Stored rows:
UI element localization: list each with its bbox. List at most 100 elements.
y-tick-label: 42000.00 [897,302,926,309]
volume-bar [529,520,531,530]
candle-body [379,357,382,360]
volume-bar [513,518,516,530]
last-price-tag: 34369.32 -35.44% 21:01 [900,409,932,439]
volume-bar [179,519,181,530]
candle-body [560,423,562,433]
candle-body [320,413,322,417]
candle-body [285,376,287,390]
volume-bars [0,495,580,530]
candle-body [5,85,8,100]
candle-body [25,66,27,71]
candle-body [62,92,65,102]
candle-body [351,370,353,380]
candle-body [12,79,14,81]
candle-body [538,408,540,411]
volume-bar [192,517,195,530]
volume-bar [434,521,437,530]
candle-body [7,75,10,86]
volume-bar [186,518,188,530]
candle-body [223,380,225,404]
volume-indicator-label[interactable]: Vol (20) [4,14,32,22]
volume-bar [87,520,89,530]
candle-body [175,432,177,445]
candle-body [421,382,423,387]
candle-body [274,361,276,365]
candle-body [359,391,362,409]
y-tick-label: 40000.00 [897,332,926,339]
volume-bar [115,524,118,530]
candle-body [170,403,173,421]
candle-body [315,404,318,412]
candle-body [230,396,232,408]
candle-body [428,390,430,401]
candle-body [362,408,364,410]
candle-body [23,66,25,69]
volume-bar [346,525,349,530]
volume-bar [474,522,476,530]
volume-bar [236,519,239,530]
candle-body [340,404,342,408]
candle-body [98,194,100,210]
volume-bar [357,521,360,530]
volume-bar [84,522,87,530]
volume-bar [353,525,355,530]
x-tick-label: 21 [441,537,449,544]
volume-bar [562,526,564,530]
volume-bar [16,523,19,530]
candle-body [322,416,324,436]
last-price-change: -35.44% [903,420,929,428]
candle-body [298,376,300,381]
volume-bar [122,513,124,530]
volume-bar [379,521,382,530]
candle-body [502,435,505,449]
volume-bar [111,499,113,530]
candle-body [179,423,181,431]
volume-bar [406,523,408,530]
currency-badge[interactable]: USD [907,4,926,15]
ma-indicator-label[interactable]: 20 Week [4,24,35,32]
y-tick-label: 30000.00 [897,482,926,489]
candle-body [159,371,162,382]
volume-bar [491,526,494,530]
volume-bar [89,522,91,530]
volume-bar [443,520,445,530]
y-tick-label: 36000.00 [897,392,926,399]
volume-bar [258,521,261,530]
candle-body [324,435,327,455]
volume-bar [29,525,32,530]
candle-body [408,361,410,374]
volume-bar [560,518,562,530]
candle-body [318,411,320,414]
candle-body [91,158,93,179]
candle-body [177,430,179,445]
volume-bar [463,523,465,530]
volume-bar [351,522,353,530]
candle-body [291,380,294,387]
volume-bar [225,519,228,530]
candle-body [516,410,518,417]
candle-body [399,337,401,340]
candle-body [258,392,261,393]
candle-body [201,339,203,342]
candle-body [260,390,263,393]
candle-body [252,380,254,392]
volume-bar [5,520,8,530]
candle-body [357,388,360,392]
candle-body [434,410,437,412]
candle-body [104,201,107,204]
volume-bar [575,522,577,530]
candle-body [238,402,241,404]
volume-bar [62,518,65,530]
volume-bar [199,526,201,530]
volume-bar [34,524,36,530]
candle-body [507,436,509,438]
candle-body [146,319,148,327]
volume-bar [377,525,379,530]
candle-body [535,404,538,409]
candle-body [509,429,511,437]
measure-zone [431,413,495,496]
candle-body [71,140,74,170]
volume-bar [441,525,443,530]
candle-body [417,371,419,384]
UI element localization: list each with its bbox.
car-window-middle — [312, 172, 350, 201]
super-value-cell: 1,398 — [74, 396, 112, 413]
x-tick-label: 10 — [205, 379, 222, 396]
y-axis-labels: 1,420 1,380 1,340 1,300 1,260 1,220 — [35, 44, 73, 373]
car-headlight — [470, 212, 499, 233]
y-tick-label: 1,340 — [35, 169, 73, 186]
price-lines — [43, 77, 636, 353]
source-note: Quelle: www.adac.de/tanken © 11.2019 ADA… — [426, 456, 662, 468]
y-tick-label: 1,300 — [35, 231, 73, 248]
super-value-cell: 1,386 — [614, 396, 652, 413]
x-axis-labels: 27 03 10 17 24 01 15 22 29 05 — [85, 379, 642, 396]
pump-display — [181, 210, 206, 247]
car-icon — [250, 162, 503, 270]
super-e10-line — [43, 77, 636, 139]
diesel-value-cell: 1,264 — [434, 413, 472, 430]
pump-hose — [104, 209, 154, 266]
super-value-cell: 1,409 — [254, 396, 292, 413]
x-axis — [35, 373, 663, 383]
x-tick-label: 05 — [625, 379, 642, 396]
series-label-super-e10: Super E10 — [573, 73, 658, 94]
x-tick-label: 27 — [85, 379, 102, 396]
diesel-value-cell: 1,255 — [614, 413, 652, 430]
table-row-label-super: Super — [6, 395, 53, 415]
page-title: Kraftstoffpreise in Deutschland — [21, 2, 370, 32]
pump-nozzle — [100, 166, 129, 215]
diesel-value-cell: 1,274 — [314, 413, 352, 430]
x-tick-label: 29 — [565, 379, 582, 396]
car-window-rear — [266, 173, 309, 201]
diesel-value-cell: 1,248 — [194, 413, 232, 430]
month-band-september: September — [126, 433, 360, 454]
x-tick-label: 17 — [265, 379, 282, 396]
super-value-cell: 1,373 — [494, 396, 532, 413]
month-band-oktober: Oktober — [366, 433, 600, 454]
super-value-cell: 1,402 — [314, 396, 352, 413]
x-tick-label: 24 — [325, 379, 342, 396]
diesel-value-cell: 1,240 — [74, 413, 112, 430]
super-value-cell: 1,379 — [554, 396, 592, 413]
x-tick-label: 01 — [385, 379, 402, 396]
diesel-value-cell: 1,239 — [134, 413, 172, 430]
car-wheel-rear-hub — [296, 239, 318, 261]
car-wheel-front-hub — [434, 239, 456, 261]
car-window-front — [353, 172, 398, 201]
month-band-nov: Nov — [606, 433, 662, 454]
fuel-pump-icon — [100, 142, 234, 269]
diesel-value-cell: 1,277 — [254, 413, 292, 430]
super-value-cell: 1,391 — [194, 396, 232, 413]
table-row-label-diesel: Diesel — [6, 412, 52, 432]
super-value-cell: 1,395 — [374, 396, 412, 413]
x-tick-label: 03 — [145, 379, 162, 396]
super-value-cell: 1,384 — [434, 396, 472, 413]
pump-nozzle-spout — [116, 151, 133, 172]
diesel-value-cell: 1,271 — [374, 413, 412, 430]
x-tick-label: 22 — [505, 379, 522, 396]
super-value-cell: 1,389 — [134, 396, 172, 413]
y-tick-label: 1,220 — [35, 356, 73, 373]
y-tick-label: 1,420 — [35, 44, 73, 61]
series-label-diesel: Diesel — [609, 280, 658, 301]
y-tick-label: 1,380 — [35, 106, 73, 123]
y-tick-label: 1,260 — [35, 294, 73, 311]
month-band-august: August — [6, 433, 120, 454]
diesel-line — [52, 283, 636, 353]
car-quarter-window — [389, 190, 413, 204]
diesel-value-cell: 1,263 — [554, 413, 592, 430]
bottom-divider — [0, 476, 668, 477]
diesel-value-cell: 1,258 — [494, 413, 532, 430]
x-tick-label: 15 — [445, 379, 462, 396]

Directions: Copy every one of the lines above verbatim, in their original order.

Complete answer:
UI element localization: list each with its bbox. List at most 100 elements.
y-tick-label: 42000.00 [897,302,926,309]
volume-bar [529,520,531,530]
candle-body [379,357,382,360]
volume-bar [513,518,516,530]
last-price-tag: 34369.32 -35.44% 21:01 [900,409,932,439]
volume-bar [179,519,181,530]
candle-body [560,423,562,433]
candle-body [320,413,322,417]
candle-body [285,376,287,390]
volume-bars [0,495,580,530]
candle-body [5,85,8,100]
candle-body [25,66,27,71]
candle-body [62,92,65,102]
candle-body [351,370,353,380]
candle-body [12,79,14,81]
candle-body [538,408,540,411]
volume-bar [192,517,195,530]
volume-bar [434,521,437,530]
candle-body [7,75,10,86]
volume-bar [186,518,188,530]
candle-body [223,380,225,404]
volume-indicator-label[interactable]: Vol (20) [4,14,32,22]
volume-bar [87,520,89,530]
candle-body [175,432,177,445]
candle-body [421,382,423,387]
candle-body [274,361,276,365]
candle-body [359,391,362,409]
y-tick-label: 40000.00 [897,332,926,339]
volume-bar [115,524,118,530]
candle-body [170,403,173,421]
candle-body [315,404,318,412]
candle-body [230,396,232,408]
candle-body [428,390,430,401]
candle-body [362,408,364,410]
candle-body [23,66,25,69]
volume-bar [346,525,349,530]
volume-bar [474,522,476,530]
volume-bar [236,519,239,530]
candle-body [340,404,342,408]
candle-body [98,194,100,210]
volume-bar [357,521,360,530]
volume-bar [84,522,87,530]
volume-bar [353,525,355,530]
x-tick-label: 21 [441,537,449,544]
volume-bar [562,526,564,530]
volume-bar [16,523,19,530]
candle-body [322,416,324,436]
last-price-change: -35.44% [903,420,929,428]
candle-body [298,376,300,381]
volume-bar [122,513,124,530]
volume-bar [379,521,382,530]
candle-body [502,435,505,449]
volume-bar [111,499,113,530]
candle-body [179,423,181,431]
volume-bar [406,523,408,530]
currency-badge[interactable]: USD [907,4,926,15]
ma-indicator-label[interactable]: 20 Week [4,24,35,32]
y-tick-label: 30000.00 [897,482,926,489]
candle-body [159,371,162,382]
volume-bar [491,526,494,530]
volume-bar [89,522,91,530]
volume-bar [443,520,445,530]
y-tick-label: 36000.00 [897,392,926,399]
volume-bar [258,521,261,530]
candle-body [324,435,327,455]
volume-bar [29,525,32,530]
candle-body [408,361,410,374]
volume-bar [560,518,562,530]
candle-body [318,411,320,414]
candle-body [91,158,93,179]
candle-body [177,430,179,445]
volume-bar [463,523,465,530]
volume-bar [351,522,353,530]
candle-body [291,380,294,387]
volume-bar [225,519,228,530]
candle-body [516,410,518,417]
candle-body [399,337,401,340]
candle-body [258,392,261,393]
candle-body [201,339,203,342]
candle-body [260,390,263,393]
candle-body [252,380,254,392]
volume-bar [5,520,8,530]
candle-body [357,388,360,392]
candle-body [434,410,437,412]
candle-body [104,201,107,204]
volume-bar [575,522,577,530]
candle-body [238,402,241,404]
volume-bar [62,518,65,530]
volume-bar [199,526,201,530]
volume-bar [34,524,36,530]
candle-body [507,436,509,438]
candle-body [146,319,148,327]
volume-bar [377,525,379,530]
candle-body [535,404,538,409]
candle-body [509,429,511,437]
measure-zone [431,413,495,496]
candle-body [71,140,74,170]
volume-bar [441,525,443,530]
candle-body [417,371,419,384]
UI element localization: list each with its bbox.
car-window-middle — [312, 172, 350, 201]
super-value-cell: 1,398 — [74, 396, 112, 413]
x-tick-label: 10 — [205, 379, 222, 396]
y-axis-labels: 1,420 1,380 1,340 1,300 1,260 1,220 — [35, 44, 73, 373]
car-headlight — [470, 212, 499, 233]
y-tick-label: 1,340 — [35, 169, 73, 186]
price-lines — [43, 77, 636, 353]
source-note: Quelle: www.adac.de/tanken © 11.2019 ADA… — [426, 456, 662, 468]
y-tick-label: 1,300 — [35, 231, 73, 248]
super-value-cell: 1,386 — [614, 396, 652, 413]
x-axis-labels: 27 03 10 17 24 01 15 22 29 05 — [85, 379, 642, 396]
pump-display — [181, 210, 206, 247]
car-icon — [250, 162, 503, 270]
super-e10-line — [43, 77, 636, 139]
diesel-value-cell: 1,264 — [434, 413, 472, 430]
pump-hose — [104, 209, 154, 266]
super-value-cell: 1,409 — [254, 396, 292, 413]
x-axis — [35, 373, 663, 383]
x-tick-label: 05 — [625, 379, 642, 396]
series-label-super-e10: Super E10 — [573, 73, 658, 94]
x-tick-label: 27 — [85, 379, 102, 396]
diesel-value-cell: 1,255 — [614, 413, 652, 430]
table-row-label-super: Super — [6, 395, 53, 415]
page-title: Kraftstoffpreise in Deutschland — [21, 2, 370, 32]
pump-nozzle — [100, 166, 129, 215]
diesel-value-cell: 1,274 — [314, 413, 352, 430]
x-tick-label: 29 — [565, 379, 582, 396]
car-window-rear — [266, 173, 309, 201]
diesel-value-cell: 1,248 — [194, 413, 232, 430]
month-band-september: September — [126, 433, 360, 454]
x-tick-label: 17 — [265, 379, 282, 396]
super-value-cell: 1,373 — [494, 396, 532, 413]
month-band-oktober: Oktober — [366, 433, 600, 454]
super-value-cell: 1,402 — [314, 396, 352, 413]
x-tick-label: 24 — [325, 379, 342, 396]
diesel-value-cell: 1,240 — [74, 413, 112, 430]
super-value-cell: 1,379 — [554, 396, 592, 413]
x-tick-label: 01 — [385, 379, 402, 396]
diesel-value-cell: 1,239 — [134, 413, 172, 430]
car-wheel-rear-hub — [296, 239, 318, 261]
car-wheel-front-hub — [434, 239, 456, 261]
car-window-front — [353, 172, 398, 201]
month-band-nov: Nov — [606, 433, 662, 454]
fuel-pump-icon — [100, 142, 234, 269]
diesel-value-cell: 1,277 — [254, 413, 292, 430]
super-value-cell: 1,391 — [194, 396, 232, 413]
table-row-label-diesel: Diesel — [6, 412, 52, 432]
super-value-cell: 1,395 — [374, 396, 412, 413]
x-tick-label: 03 — [145, 379, 162, 396]
super-value-cell: 1,384 — [434, 396, 472, 413]
pump-nozzle-spout — [116, 151, 133, 172]
diesel-value-cell: 1,271 — [374, 413, 412, 430]
x-tick-label: 22 — [505, 379, 522, 396]
super-value-cell: 1,389 — [134, 396, 172, 413]
y-tick-label: 1,220 — [35, 356, 73, 373]
y-tick-label: 1,420 — [35, 44, 73, 61]
series-label-diesel: Diesel — [609, 280, 658, 301]
y-tick-label: 1,380 — [35, 106, 73, 123]
y-tick-label: 1,260 — [35, 294, 73, 311]
month-band-august: August — [6, 433, 120, 454]
diesel-line — [52, 283, 636, 353]
car-quarter-window — [389, 190, 413, 204]
diesel-value-cell: 1,263 — [554, 413, 592, 430]
bottom-divider — [0, 476, 668, 477]
diesel-value-cell: 1,258 — [494, 413, 532, 430]
x-tick-label: 15 — [445, 379, 462, 396]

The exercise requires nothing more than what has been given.